*Task objective*: Which lines hold the word "actions"? Show each of them.

*Provided material*:
** Start **

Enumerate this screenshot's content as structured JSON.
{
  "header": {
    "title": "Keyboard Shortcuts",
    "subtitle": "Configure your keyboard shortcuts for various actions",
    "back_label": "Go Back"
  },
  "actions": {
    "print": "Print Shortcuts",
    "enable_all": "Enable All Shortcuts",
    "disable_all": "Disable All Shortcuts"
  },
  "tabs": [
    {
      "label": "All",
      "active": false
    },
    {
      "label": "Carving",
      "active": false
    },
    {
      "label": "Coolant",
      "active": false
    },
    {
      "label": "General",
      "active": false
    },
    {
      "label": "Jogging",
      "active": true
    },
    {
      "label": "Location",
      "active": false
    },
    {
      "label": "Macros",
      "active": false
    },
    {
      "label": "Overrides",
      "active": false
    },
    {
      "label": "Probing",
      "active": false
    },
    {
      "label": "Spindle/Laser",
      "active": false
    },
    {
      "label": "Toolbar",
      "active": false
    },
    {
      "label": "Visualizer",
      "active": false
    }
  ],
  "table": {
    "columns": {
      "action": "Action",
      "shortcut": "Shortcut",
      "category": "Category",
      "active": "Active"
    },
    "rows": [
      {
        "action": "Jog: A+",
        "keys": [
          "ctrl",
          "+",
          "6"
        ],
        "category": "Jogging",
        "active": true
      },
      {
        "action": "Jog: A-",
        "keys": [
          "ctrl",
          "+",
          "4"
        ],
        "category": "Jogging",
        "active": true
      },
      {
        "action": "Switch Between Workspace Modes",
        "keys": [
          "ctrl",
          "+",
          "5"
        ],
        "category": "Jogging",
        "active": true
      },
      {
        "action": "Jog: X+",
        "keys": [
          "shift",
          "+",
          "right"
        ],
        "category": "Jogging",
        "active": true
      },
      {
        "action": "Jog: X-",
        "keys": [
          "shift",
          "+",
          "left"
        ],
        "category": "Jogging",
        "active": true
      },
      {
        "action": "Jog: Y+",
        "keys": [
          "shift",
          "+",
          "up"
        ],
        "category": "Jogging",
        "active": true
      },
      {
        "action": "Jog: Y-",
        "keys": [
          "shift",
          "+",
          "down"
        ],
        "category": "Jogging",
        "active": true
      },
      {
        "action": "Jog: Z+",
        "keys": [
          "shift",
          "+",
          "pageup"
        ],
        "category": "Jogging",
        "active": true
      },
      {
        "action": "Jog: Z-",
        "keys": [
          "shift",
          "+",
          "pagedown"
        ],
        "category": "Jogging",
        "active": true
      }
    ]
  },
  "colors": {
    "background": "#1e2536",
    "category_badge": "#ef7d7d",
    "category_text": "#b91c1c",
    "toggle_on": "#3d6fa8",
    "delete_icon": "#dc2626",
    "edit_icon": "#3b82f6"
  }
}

** End **

*In response*:
    "subtitle": "Configure your keyboard shortcuts for various actions",
  "actions": {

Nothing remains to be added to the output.